═════ EXTRACTED INFORMATION

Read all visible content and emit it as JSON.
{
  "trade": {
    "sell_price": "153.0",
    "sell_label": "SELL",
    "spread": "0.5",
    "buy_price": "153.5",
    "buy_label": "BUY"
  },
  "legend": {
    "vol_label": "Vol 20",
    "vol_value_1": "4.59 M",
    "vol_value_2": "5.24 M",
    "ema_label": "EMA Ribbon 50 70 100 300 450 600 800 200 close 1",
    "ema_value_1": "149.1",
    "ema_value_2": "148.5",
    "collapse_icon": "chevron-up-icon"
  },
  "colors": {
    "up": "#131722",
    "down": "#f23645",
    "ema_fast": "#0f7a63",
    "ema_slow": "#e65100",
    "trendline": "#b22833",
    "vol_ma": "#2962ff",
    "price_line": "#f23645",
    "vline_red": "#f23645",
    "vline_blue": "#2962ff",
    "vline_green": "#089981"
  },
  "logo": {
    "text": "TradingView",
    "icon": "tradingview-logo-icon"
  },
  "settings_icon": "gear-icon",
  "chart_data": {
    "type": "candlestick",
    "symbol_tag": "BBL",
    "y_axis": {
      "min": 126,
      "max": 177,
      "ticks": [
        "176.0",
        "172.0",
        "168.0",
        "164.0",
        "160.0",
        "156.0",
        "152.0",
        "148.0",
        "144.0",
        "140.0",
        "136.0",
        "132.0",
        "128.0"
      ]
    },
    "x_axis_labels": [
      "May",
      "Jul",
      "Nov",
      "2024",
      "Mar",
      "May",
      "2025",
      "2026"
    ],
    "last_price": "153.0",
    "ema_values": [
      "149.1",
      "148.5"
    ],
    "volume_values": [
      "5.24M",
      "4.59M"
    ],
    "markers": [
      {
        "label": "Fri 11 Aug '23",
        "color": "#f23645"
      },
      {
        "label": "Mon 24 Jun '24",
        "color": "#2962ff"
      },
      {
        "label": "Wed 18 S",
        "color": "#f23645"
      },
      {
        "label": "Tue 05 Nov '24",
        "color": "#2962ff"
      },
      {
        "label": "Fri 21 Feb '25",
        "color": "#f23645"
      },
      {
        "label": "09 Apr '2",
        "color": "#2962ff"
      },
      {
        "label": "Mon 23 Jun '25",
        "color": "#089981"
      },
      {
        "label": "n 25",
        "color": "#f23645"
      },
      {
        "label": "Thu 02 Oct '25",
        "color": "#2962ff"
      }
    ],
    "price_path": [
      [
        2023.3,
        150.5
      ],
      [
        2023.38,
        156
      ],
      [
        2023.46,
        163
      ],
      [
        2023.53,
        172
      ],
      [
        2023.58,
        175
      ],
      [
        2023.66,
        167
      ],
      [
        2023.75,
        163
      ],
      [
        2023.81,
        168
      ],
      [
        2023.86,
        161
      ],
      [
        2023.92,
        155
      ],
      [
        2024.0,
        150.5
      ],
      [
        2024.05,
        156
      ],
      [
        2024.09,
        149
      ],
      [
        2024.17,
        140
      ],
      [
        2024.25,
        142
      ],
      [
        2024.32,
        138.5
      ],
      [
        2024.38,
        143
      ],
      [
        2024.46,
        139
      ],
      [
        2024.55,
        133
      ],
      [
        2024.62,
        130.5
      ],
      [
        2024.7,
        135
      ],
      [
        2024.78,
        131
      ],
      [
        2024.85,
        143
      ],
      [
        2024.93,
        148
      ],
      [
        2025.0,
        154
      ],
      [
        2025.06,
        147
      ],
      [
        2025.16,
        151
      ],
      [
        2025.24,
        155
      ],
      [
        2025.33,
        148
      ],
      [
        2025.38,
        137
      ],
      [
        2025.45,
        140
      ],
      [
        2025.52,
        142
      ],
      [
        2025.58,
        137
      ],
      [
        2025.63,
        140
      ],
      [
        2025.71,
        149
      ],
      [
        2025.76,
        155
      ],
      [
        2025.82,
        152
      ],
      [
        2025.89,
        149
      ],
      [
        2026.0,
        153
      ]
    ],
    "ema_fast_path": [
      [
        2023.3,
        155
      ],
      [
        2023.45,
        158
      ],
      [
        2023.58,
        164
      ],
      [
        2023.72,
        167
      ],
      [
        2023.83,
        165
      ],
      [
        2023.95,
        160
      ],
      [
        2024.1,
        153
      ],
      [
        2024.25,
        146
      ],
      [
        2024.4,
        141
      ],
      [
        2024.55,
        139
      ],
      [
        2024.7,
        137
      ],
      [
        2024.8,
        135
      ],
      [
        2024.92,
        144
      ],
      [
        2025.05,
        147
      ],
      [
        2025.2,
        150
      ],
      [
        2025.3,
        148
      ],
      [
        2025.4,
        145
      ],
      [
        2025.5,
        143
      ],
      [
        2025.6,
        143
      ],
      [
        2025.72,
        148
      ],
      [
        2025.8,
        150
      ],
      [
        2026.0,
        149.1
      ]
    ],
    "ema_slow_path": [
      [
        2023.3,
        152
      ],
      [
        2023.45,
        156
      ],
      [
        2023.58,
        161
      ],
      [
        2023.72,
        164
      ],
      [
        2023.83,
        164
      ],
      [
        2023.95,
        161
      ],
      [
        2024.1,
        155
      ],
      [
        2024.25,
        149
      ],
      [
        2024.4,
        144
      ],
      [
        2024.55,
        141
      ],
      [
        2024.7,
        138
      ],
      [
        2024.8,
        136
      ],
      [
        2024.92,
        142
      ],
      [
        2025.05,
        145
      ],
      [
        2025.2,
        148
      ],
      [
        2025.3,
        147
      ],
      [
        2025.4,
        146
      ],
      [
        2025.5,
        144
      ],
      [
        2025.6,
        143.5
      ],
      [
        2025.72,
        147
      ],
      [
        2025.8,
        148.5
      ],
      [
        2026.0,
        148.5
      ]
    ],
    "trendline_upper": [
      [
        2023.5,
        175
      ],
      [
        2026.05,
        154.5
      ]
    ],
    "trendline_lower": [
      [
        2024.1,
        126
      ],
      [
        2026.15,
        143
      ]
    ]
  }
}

══════════

TASK STATEMENT | Could you quote the material above in full, exactly as it stands?

CORRECT RESPONSE |
Read all visible content and emit it as JSON.
{
  "trade": {
    "sell_price": "153.0",
    "sell_label": "SELL",
    "spread": "0.5",
    "buy_price": "153.5",
    "buy_label": "BUY"
  },
  "legend": {
    "vol_label": "Vol 20",
    "vol_value_1": "4.59 M",
    "vol_value_2": "5.24 M",
    "ema_label": "EMA Ribbon 50 70 100 300 450 600 800 200 close 1",
    "ema_value_1": "149.1",
    "ema_value_2": "148.5",
    "collapse_icon": "chevron-up-icon"
  },
  "colors": {
    "up": "#131722",
    "down": "#f23645",
    "ema_fast": "#0f7a63",
    "ema_slow": "#e65100",
    "trendline": "#b22833",
    "vol_ma": "#2962ff",
    "price_line": "#f23645",
    "vline_red": "#f23645",
    "vline_blue": "#2962ff",
    "vline_green": "#089981"
  },
  "logo": {
    "text": "TradingView",
    "icon": "tradingview-logo-icon"
  },
  "settings_icon": "gear-icon",
  "chart_data": {
    "type": "candlestick",
    "symbol_tag": "BBL",
    "y_axis": {
      "min": 126,
      "max": 177,
      "ticks": [
        "176.0",
        "172.0",
        "168.0",
        "164.0",
        "160.0",
        "156.0",
        "152.0",
        "148.0",
        "144.0",
        "140.0",
        "136.0",
        "132.0",
        "128.0"
      ]
    },
    "x_axis_labels": [
      "May",
      "Jul",
      "Nov",
      "2024",
      "Mar",
      "May",
      "2025",
      "2026"
    ],
    "last_price": "153.0",
    "ema_values": [
      "149.1",
      "148.5"
    ],
    "volume_values": [
      "5.24M",
      "4.59M"
    ],
    "markers": [
      {
        "label": "Fri 11 Aug '23",
        "color": "#f23645"
      },
      {
        "label": "Mon 24 Jun '24",
        "color": "#2962ff"
      },
      {
        "label": "Wed 18 S",
        "color": "#f23645"
      },
      {
        "label": "Tue 05 Nov '24",
        "color": "#2962ff"
      },
      {
        "label": "Fri 21 Feb '25",
        "color": "#f23645"
      },
      {
        "label": "09 Apr '2",
        "color": "#2962ff"
      },
      {
        "label": "Mon 23 Jun '25",
        "color": "#089981"
      },
      {
        "label": "n 25",
        "color": "#f23645"
      },
      {
        "label": "Thu 02 Oct '25",
        "color": "#2962ff"
      }
    ],
    "price_path": [
      [
        2023.3,
        150.5
      ],
      [
        2023.38,
        156
      ],
      [
        2023.46,
        163
      ],
      [
        2023.53,
        172
      ],
      [
        2023.58,
        175
      ],
      [
        2023.66,
        167
      ],
      [
        2023.75,
        163
      ],
      [
        2023.81,
        168
      ],
      [
        2023.86,
        161
      ],
      [
        2023.92,
        155
      ],
      [
        2024.0,
        150.5
      ],
      [
        2024.05,
        156
      ],
      [
        2024.09,
        149
      ],
      [
        2024.17,
        140
      ],
      [
        2024.25,
        142
      ],
      [
        2024.32,
        138.5
      ],
      [
        2024.38,
        143
      ],
      [
        2024.46,
        139
      ],
      [
        2024.55,
        133
      ],
      [
        2024.62,
        130.5
      ],
      [
        2024.7,
        135
      ],
      [
        2024.78,
        131
      ],
      [
        2024.85,
        143
      ],
      [
        2024.93,
        148
      ],
      [
        2025.0,
        154
      ],
      [
        2025.06,
        147
      ],
      [
        2025.16,
        151
      ],
      [
        2025.24,
        155
      ],
      [
        2025.33,
        148
      ],
      [
        2025.38,
        137
      ],
      [
        2025.45,
        140
      ],
      [
        2025.52,
        142
      ],
      [
        2025.58,
        137
      ],
      [
        2025.63,
        140
      ],
      [
        2025.71,
        149
      ],
      [
        2025.76,
        155
      ],
      [
        2025.82,
        152
      ],
      [
        2025.89,
        149
      ],
      [
        2026.0,
        153
      ]
    ],
    "ema_fast_path": [
      [
        2023.3,
        155
      ],
      [
        2023.45,
        158
      ],
      [
        2023.58,
        164
      ],
      [
        2023.72,
        167
      ],
      [
        2023.83,
        165
      ],
      [
        2023.95,
        160
      ],
      [
        2024.1,
        153
      ],
      [
        2024.25,
        146
      ],
      [
        2024.4,
        141
      ],
      [
        2024.55,
        139
      ],
      [
        2024.7,
        137
      ],
      [
        2024.8,
        135
      ],
      [
        2024.92,
        144
      ],
      [
        2025.05,
        147
      ],
      [
        2025.2,
        150
      ],
      [
        2025.3,
        148
      ],
      [
        2025.4,
        145
      ],
      [
        2025.5,
        143
      ],
      [
        2025.6,
        143
      ],
      [
        2025.72,
        148
      ],
      [
        2025.8,
        150
      ],
      [
        2026.0,
        149.1
      ]
    ],
    "ema_slow_path": [
      [
        2023.3,
        152
      ],
      [
        2023.45,
        156
      ],
      [
        2023.58,
        161
      ],
      [
        2023.72,
        164
      ],
      [
        2023.83,
        164
      ],
      [
        2023.95,
        161
      ],
      [
        2024.1,
        155
      ],
      [
        2024.25,
        149
      ],
      [
        2024.4,
        144
      ],
      [
        2024.55,
        141
      ],
      [
        2024.7,
        138
      ],
      [
        2024.8,
        136
      ],
      [
        2024.92,
        142
      ],
      [
        2025.05,
        145
      ],
      [
        2025.2,
        148
      ],
      [
        2025.3,
        147
      ],
      [
        2025.4,
        146
      ],
      [
        2025.5,
        144
      ],
      [
        2025.6,
        143.5
      ],
      [
        2025.72,
        147
      ],
      [
        2025.8,
        148.5
      ],
      [
        2026.0,
        148.5
      ]
    ],
    "trendline_upper": [
      [
        2023.5,
        175
      ],
      [
        2026.05,
        154.5
      ]
    ],
    "trendline_lower": [
      [
        2024.1,
        126
      ],
      [
        2026.15,
        143
      ]
    ]
  }
}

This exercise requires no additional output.